(Records excerpted from a collection)
::::::::::
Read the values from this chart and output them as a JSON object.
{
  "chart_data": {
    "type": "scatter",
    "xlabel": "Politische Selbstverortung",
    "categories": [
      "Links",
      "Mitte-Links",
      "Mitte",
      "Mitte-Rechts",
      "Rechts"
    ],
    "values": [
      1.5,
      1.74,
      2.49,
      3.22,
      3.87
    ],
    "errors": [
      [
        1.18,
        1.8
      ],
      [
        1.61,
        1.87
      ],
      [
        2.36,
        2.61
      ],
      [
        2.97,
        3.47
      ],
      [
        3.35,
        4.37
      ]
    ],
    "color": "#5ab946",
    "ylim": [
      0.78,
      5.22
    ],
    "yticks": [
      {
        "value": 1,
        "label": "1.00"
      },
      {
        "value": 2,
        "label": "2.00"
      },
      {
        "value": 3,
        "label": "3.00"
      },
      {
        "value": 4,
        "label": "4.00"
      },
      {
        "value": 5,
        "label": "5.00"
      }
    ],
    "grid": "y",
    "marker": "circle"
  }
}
::::::::::
Exercise instructions ::
Write out all the lines again, exactly as they are.

Full output ::
Read the values from this chart and output them as a JSON object.
{
  "chart_data": {
    "type": "scatter",
    "xlabel": "Politische Selbstverortung",
    "categories": [
      "Links",
      "Mitte-Links",
      "Mitte",
      "Mitte-Rechts",
      "Rechts"
    ],
    "values": [
      1.5,
      1.74,
      2.49,
      3.22,
      3.87
    ],
    "errors": [
      [
        1.18,
        1.8
      ],
      [
        1.61,
        1.87
      ],
      [
        2.36,
        2.61
      ],
      [
        2.97,
        3.47
      ],
      [
        3.35,
        4.37
      ]
    ],
    "color": "#5ab946",
    "ylim": [
      0.78,
      5.22
    ],
    "yticks": [
      {
        "value": 1,
        "label": "1.00"
      },
      {
        "value": 2,
        "label": "2.00"
      },
      {
        "value": 3,
        "label": "3.00"
      },
      {
        "value": 4,
        "label": "4.00"
      },
      {
        "value": 5,
        "label": "5.00"
      }
    ],
    "grid": "y",
    "marker": "circle"
  }
}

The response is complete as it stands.